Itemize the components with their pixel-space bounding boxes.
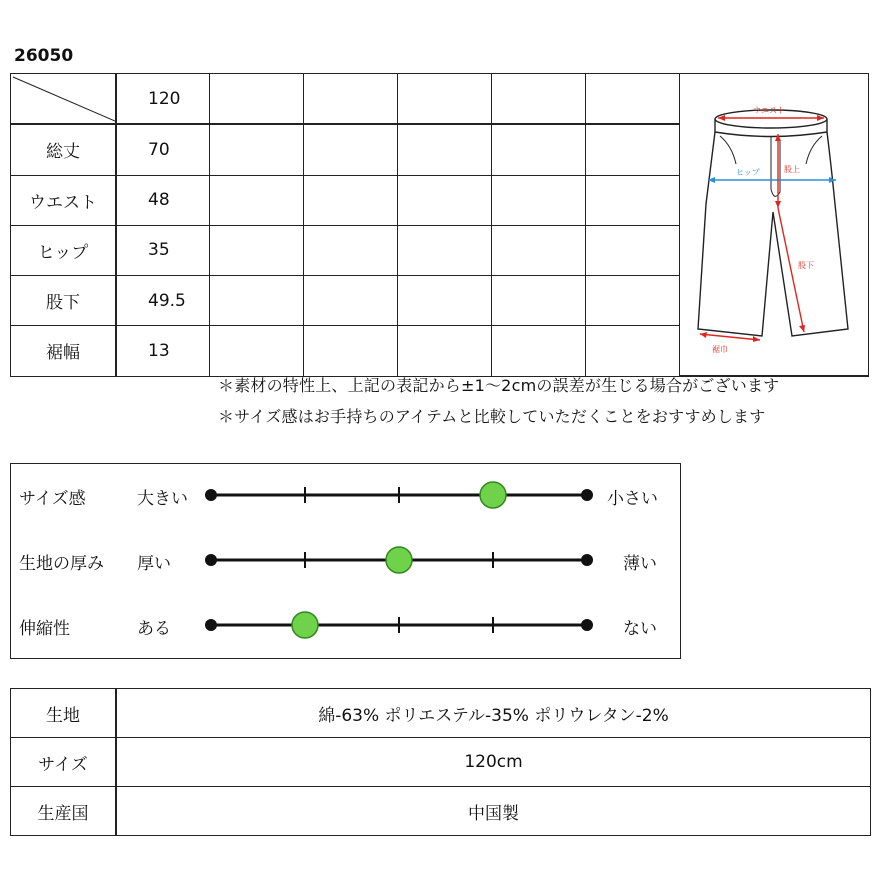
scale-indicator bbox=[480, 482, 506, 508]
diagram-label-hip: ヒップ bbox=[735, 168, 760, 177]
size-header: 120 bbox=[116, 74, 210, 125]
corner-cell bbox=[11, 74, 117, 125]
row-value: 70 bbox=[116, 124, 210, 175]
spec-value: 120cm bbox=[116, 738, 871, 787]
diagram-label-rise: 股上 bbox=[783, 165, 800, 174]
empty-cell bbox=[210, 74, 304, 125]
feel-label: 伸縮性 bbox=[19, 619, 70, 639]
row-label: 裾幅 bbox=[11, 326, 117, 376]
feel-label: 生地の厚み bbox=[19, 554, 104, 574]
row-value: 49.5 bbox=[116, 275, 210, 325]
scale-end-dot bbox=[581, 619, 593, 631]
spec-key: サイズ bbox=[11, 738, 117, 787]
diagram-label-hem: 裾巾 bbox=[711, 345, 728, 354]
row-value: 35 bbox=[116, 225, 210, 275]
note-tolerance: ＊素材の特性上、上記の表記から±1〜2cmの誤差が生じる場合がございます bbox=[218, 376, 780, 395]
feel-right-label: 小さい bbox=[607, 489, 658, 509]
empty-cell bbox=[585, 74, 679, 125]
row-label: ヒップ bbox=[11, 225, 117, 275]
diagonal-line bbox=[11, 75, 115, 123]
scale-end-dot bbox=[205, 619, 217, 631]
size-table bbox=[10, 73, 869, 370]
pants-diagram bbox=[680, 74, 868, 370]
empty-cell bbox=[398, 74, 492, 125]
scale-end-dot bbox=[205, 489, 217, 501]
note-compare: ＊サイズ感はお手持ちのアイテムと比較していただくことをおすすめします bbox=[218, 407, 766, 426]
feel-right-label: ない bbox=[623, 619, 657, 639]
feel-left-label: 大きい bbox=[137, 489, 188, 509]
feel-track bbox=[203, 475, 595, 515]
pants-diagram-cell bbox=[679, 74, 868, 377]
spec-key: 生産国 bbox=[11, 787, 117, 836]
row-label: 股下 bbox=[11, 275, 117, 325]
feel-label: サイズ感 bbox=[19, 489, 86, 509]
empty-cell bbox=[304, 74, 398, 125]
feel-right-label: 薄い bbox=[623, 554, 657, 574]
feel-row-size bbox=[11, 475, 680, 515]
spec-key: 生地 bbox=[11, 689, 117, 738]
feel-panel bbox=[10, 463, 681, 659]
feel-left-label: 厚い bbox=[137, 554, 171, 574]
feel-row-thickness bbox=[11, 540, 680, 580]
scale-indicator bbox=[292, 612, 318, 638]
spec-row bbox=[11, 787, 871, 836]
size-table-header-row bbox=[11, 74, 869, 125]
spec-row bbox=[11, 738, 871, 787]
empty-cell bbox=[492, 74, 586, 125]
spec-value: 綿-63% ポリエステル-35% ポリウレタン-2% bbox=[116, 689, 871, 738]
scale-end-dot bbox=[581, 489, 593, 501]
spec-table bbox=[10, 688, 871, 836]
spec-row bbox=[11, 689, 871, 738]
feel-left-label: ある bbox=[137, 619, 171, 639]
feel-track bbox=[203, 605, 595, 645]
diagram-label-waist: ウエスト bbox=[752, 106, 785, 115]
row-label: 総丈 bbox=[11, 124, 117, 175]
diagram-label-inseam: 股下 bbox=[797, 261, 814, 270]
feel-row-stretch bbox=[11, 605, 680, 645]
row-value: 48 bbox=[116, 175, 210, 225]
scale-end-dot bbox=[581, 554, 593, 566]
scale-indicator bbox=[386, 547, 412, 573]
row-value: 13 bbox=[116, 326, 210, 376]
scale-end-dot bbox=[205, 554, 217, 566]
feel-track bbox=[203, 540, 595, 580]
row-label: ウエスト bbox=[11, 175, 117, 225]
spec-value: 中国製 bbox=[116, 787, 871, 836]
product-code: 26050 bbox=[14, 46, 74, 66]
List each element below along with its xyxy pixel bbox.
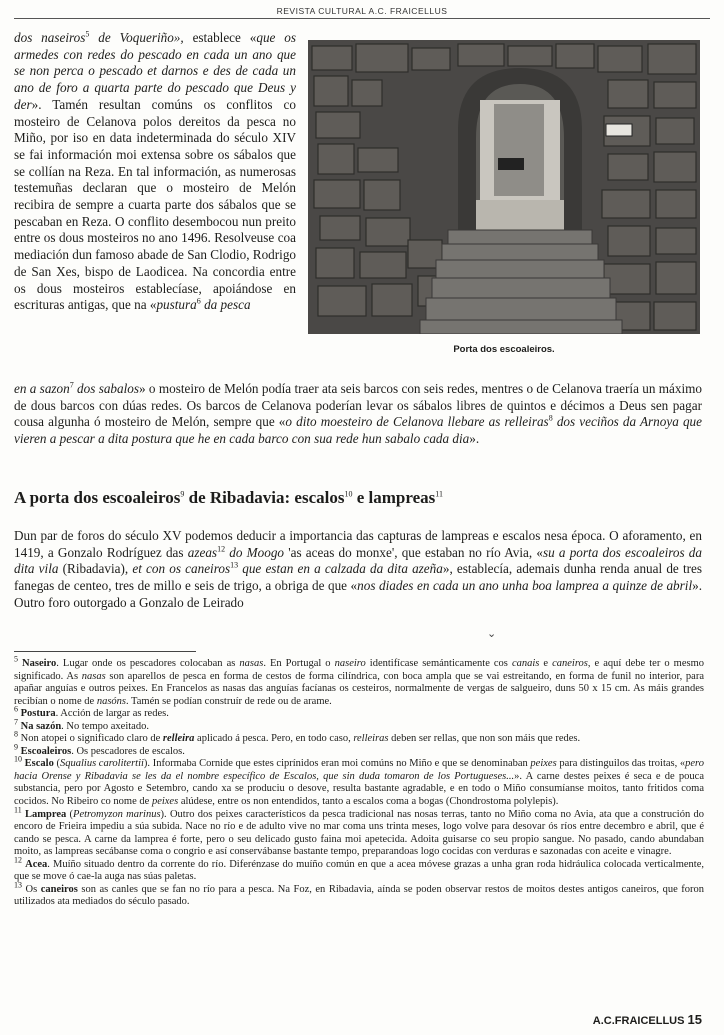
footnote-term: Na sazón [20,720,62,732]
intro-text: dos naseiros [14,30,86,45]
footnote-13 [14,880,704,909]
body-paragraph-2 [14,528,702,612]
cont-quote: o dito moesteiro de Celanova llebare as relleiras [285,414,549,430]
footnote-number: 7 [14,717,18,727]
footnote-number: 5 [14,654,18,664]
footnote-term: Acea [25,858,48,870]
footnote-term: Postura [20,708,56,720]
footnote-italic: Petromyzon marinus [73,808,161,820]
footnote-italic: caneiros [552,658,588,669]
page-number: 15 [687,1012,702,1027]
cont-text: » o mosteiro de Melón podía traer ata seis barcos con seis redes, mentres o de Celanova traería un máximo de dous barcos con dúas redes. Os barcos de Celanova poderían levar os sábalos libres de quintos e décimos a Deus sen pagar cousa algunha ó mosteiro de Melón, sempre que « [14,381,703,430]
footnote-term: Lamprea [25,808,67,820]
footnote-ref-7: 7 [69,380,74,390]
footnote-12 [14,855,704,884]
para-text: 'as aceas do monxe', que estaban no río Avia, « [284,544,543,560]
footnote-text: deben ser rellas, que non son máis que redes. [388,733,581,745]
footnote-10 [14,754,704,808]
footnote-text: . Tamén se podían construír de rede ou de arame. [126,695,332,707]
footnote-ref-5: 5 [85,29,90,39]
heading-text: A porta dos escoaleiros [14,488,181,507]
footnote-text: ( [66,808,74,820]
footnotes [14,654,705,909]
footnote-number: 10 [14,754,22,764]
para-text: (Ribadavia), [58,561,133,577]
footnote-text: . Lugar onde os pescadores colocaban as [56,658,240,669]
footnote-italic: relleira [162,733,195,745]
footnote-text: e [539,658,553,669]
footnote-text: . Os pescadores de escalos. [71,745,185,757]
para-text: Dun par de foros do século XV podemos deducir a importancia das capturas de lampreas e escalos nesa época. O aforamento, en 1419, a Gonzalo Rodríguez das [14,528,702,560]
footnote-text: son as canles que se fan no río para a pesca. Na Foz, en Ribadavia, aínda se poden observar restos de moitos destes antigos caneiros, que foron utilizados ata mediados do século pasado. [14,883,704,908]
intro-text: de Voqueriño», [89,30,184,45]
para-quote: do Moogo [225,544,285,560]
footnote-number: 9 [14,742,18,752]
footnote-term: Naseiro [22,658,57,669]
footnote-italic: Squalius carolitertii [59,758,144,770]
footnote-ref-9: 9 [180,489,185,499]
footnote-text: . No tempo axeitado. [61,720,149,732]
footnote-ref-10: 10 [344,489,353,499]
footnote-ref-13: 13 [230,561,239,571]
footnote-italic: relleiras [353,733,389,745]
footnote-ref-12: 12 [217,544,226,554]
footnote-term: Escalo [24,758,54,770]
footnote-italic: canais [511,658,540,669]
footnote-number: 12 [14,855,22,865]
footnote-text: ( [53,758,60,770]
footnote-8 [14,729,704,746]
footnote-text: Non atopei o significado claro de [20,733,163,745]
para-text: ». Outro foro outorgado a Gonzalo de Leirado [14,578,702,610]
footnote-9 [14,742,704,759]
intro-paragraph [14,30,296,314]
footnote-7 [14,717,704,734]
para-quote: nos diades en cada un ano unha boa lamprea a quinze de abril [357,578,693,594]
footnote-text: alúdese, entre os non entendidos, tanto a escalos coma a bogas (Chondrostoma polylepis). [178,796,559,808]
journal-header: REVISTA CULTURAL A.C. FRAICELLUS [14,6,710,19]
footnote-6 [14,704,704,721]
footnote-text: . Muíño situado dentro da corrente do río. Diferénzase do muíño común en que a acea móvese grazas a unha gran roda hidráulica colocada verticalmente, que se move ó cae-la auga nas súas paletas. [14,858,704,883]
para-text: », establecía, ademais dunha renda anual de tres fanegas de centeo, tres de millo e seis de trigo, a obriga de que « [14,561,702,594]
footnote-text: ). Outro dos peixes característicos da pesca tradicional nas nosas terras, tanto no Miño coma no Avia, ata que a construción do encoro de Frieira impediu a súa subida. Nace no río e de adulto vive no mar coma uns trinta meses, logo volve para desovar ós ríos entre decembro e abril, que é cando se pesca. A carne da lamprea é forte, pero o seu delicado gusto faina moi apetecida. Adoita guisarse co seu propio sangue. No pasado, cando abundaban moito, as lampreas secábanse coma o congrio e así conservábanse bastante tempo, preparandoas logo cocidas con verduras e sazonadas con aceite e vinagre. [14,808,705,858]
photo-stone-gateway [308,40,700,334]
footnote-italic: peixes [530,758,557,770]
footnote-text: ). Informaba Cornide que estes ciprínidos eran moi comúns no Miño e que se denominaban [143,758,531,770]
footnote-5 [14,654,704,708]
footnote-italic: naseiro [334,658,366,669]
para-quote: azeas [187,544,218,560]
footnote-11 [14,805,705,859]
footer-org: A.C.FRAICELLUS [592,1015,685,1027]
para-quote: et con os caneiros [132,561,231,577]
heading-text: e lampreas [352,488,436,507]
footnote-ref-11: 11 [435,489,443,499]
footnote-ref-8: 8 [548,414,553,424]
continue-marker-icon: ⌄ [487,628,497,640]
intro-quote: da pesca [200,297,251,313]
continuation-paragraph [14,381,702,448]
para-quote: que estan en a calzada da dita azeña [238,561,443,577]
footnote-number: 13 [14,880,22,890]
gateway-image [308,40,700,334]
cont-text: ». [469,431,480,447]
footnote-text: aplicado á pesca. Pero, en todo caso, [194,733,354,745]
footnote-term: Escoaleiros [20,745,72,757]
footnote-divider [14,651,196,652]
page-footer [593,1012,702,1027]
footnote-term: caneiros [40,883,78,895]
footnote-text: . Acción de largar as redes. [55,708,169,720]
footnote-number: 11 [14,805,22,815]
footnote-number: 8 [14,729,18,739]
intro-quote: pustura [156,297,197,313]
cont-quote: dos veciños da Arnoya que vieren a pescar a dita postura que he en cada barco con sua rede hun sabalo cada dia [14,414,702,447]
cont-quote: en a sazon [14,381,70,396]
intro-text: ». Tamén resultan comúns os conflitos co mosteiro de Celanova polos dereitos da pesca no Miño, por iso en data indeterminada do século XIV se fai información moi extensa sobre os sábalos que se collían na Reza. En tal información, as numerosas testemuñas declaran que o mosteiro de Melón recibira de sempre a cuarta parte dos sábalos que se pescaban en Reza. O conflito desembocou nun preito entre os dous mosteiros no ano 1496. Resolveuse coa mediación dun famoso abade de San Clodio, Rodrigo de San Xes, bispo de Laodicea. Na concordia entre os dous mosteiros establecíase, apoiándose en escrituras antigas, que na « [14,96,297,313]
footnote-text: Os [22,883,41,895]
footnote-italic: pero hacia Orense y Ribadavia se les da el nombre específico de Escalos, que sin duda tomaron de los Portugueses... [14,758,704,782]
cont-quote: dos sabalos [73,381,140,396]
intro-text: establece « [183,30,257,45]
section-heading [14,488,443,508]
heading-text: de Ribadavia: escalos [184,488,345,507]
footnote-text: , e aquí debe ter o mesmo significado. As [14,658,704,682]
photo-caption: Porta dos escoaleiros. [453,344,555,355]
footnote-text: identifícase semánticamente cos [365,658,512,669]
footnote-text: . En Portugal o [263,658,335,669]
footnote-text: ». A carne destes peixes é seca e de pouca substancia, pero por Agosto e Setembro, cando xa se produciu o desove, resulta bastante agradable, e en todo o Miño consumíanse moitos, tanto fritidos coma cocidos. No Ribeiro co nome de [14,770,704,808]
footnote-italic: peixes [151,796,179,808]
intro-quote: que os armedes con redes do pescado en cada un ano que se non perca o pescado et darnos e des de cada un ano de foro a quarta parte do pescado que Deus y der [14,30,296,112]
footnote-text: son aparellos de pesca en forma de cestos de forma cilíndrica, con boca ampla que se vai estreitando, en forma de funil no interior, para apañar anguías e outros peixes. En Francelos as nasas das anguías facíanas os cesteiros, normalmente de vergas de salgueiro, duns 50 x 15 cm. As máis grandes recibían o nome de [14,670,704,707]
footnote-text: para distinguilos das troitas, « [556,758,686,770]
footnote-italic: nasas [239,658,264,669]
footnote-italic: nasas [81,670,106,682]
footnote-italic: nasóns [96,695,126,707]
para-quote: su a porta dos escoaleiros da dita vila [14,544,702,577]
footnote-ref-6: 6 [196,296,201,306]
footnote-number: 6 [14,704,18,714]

Aim of the task: Copy the lines between the one holding "footnote-term: Na sazón [20,720,62,732]" and the one holding "footnote-italic: relleira [162,733,195,745]", inclusive, exactly as they appear in the records.

Finished exercise:
footnote-term: Na sazón [20,720,62,732]
intro-text: dos naseiros [14,30,86,45]
footnote-13 [14,880,704,909]
body-paragraph-2 [14,528,702,612]
cont-quote: o dito moesteiro de Celanova llebare as relleiras [285,414,549,430]
footnote-number: 7 [14,717,18,727]
footnote-number: 5 [14,654,18,664]
footnote-term: Acea [25,858,48,870]
footnote-term: Postura [20,708,56,720]
footnote-italic: Petromyzon marinus [73,808,161,820]
footnote-italic: caneiros [552,658,588,669]
page-number: 15 [687,1012,702,1027]
cont-text: » o mosteiro de Melón podía traer ata seis barcos con seis redes, mentres o de Celanova traería un máximo de dous barcos con dúas redes. Os barcos de Celanova poderían levar os sábalos libres de quintos e décimos a Deus sen pagar cousa algunha ó mosteiro de Melón, sempre que « [14,381,703,430]
footnote-term: Lamprea [25,808,67,820]
footnote-ref-7: 7 [69,380,74,390]
footnote-12 [14,855,704,884]
para-text: 'as aceas do monxe', que estaban no río Avia, « [284,544,543,560]
footnote-text: deben ser rellas, que non son máis que redes. [388,733,581,745]
footnote-10 [14,754,704,808]
footnote-text: . Tamén se podían construír de rede ou de arame. [126,695,332,707]
footnote-ref-5: 5 [85,29,90,39]
heading-text: A porta dos escoaleiros [14,488,181,507]
footnote-text: ( [66,808,74,820]
footnotes [14,654,705,909]
footnote-number: 10 [14,754,22,764]
para-text: (Ribadavia), [58,561,133,577]
footnote-text: . Lugar onde os pescadores colocaban as [56,658,240,669]
footnote-italic: relleira [162,733,195,745]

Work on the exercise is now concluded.